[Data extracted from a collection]
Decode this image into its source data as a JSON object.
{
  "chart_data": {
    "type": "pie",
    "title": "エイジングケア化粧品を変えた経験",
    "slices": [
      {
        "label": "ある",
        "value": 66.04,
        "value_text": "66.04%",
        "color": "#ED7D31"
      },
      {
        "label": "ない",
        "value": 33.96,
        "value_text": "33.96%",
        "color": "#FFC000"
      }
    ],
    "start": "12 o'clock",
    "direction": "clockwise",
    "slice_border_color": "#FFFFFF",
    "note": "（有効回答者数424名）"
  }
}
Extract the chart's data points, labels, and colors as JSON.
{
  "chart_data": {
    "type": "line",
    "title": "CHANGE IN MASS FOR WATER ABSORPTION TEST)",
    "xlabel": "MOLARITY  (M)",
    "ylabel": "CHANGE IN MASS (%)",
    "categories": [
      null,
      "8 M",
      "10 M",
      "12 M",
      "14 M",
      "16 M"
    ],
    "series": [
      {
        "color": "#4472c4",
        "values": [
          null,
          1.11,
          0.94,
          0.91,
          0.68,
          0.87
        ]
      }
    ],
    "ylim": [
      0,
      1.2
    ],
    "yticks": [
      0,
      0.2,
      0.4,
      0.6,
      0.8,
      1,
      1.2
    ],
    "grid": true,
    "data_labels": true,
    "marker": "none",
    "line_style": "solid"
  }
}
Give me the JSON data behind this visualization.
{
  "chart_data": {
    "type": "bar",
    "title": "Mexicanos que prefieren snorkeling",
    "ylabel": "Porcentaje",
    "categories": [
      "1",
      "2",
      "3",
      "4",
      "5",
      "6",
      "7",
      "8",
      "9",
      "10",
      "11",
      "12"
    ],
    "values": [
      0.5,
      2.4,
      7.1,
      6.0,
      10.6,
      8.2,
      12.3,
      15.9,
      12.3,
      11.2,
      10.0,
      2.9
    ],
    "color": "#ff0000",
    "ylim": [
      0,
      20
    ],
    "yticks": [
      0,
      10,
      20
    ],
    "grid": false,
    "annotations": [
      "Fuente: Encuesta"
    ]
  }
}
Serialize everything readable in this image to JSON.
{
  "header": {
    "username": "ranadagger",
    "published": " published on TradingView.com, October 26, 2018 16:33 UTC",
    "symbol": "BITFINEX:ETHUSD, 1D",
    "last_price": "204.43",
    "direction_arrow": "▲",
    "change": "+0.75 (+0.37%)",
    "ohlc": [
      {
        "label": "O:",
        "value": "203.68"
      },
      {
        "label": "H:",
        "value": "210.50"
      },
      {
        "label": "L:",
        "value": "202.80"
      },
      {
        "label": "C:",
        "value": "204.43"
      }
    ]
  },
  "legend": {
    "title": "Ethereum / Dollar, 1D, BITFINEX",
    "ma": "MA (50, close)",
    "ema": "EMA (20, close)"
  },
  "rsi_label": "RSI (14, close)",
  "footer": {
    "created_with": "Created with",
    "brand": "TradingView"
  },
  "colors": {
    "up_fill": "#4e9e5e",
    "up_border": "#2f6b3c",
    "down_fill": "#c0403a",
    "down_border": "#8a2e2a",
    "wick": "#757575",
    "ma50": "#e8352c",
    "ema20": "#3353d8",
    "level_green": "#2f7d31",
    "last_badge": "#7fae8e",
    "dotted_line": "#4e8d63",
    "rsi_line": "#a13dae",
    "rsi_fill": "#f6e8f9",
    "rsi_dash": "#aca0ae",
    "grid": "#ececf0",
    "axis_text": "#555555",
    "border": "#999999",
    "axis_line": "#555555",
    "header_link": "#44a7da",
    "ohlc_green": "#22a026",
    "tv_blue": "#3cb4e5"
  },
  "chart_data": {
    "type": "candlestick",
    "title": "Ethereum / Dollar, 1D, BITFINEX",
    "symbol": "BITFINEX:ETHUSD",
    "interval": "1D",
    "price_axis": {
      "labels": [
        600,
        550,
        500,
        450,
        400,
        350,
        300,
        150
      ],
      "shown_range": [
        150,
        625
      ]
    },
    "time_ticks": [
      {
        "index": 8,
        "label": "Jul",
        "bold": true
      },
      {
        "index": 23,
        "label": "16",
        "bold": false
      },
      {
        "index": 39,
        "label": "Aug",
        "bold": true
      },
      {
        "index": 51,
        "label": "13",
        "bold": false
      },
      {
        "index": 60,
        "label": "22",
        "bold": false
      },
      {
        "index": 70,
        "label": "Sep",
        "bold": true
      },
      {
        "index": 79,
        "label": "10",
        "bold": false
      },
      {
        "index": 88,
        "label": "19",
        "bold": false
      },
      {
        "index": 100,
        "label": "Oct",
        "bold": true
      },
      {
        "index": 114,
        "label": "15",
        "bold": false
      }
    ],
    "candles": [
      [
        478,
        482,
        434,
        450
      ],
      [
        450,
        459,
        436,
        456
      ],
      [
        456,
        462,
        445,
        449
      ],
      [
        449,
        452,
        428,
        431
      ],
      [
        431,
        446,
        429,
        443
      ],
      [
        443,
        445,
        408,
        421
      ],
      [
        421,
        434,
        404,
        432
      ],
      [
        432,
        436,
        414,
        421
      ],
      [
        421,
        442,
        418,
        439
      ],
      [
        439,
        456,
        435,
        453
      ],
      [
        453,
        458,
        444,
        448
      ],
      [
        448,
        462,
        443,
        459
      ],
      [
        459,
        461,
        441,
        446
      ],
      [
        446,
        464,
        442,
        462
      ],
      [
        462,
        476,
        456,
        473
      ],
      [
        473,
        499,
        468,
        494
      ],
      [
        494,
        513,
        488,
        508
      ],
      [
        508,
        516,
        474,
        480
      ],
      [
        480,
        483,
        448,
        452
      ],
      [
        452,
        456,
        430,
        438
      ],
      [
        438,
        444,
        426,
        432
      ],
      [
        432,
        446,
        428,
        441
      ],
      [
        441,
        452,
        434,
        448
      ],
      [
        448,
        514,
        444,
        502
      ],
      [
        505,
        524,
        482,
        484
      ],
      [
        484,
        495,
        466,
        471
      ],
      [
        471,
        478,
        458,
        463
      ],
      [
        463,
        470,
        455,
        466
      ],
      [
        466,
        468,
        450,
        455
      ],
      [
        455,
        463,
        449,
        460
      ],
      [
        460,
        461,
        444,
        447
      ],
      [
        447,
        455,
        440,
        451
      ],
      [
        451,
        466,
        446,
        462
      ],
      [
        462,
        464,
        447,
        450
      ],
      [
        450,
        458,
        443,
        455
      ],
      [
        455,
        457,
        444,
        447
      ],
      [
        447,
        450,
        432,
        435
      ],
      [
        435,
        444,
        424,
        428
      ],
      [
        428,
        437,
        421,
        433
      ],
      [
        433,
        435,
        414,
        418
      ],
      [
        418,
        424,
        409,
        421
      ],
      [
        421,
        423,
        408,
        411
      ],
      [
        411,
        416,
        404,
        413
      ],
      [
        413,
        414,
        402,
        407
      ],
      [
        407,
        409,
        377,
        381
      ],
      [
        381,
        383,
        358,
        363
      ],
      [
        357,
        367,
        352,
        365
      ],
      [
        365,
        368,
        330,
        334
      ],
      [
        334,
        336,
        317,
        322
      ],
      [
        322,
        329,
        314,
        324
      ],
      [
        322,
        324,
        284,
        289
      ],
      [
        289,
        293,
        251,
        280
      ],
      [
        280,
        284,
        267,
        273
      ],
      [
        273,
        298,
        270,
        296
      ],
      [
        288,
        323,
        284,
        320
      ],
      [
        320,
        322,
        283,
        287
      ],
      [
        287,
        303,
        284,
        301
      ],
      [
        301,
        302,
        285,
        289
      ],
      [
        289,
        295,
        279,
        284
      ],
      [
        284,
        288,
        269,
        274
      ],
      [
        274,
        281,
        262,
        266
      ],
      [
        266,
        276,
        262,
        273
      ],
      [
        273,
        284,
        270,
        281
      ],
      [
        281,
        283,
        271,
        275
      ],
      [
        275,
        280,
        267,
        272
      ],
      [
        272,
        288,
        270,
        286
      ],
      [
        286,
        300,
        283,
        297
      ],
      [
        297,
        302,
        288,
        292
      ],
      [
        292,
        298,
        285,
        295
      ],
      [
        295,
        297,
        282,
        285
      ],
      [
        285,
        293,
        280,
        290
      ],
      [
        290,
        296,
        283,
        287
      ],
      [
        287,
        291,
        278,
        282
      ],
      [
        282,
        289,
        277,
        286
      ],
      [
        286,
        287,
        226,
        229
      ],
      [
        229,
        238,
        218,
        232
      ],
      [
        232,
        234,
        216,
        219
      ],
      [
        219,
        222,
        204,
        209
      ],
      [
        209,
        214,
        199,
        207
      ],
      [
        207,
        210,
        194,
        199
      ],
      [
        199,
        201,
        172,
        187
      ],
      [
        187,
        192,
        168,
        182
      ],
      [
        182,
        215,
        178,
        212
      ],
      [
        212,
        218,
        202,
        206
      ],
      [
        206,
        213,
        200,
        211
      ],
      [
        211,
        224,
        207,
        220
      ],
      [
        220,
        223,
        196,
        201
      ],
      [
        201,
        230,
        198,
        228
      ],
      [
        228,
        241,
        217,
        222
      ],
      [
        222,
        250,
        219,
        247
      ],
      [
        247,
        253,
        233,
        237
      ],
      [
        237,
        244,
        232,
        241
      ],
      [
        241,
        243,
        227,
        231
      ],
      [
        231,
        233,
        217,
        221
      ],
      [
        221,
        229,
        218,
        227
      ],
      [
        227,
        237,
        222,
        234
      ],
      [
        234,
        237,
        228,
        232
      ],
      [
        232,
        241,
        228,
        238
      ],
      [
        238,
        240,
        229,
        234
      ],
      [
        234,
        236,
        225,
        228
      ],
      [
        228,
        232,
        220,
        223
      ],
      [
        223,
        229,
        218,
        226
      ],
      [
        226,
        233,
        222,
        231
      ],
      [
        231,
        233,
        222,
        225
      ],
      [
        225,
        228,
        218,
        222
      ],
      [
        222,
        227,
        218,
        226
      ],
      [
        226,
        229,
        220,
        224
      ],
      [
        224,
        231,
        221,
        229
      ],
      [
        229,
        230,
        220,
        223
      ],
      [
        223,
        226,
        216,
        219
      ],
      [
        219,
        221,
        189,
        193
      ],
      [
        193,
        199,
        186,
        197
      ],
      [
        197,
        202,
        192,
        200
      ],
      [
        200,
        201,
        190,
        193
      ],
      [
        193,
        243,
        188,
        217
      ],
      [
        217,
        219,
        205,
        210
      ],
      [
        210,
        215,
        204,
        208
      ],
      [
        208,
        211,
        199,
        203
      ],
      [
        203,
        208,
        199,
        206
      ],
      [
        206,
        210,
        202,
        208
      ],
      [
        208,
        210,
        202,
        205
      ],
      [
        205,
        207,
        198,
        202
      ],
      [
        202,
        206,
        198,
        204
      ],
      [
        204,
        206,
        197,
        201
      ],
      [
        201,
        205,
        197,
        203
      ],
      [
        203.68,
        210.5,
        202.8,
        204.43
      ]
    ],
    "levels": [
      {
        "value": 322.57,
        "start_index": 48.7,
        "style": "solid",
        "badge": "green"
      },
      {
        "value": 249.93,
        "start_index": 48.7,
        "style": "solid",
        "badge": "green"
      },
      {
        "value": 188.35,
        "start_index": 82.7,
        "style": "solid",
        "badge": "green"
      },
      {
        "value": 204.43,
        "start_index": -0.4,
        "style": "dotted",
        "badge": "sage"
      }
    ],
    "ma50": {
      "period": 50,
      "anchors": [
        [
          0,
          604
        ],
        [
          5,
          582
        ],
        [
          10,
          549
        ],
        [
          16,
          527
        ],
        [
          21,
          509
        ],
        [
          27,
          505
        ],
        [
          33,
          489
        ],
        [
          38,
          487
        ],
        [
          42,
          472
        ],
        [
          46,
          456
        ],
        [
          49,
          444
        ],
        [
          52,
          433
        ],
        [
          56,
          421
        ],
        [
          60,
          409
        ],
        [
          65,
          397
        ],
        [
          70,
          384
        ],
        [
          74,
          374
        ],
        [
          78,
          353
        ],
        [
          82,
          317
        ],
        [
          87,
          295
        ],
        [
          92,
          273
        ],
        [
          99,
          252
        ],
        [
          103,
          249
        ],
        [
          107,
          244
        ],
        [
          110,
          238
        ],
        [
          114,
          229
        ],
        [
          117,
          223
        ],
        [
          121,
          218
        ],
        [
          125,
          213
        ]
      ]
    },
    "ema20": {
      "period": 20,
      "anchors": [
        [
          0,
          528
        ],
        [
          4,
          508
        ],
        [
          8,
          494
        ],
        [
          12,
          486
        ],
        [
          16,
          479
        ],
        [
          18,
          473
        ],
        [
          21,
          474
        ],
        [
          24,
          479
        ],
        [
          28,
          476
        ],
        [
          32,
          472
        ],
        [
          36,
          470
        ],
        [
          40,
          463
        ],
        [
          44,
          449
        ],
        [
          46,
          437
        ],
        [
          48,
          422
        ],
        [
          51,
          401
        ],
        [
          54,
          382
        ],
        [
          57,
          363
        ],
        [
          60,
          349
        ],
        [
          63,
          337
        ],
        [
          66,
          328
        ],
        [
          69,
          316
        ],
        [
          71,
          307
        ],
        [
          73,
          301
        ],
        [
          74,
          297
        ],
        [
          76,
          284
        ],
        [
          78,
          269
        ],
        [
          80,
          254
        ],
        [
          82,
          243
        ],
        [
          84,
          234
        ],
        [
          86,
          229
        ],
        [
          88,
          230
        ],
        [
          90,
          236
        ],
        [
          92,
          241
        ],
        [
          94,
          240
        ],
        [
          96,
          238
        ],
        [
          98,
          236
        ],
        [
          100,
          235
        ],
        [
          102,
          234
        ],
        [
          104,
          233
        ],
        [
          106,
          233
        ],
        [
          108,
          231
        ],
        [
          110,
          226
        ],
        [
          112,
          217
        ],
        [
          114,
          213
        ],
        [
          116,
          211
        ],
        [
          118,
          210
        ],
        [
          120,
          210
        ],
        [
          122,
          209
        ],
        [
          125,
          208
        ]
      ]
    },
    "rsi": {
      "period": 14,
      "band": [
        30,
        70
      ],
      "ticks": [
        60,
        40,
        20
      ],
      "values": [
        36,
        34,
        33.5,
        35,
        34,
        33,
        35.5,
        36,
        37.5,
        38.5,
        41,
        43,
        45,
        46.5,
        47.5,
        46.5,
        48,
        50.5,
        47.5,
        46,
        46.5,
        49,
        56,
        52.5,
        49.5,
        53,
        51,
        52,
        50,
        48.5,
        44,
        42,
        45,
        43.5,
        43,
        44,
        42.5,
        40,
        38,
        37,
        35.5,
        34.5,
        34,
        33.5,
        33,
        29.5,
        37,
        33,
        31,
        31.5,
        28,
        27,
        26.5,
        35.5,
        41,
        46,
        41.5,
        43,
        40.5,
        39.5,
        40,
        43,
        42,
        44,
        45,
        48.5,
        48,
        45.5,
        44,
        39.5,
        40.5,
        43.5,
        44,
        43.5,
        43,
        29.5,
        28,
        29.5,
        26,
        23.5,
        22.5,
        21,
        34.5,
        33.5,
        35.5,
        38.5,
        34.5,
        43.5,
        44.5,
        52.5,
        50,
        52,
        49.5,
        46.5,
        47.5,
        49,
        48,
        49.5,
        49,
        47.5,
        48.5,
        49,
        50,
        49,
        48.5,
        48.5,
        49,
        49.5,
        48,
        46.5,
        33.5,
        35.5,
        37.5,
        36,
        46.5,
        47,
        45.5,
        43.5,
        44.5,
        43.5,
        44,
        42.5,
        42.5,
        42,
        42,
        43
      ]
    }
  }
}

*WRITTEN PROBLEM:*
Copy all the lines above that hold the string "ETHUSD".

*FULL RESPONSE:*
    "symbol": "BITFINEX:ETHUSD, 1D",
    "symbol": "BITFINEX:ETHUSD",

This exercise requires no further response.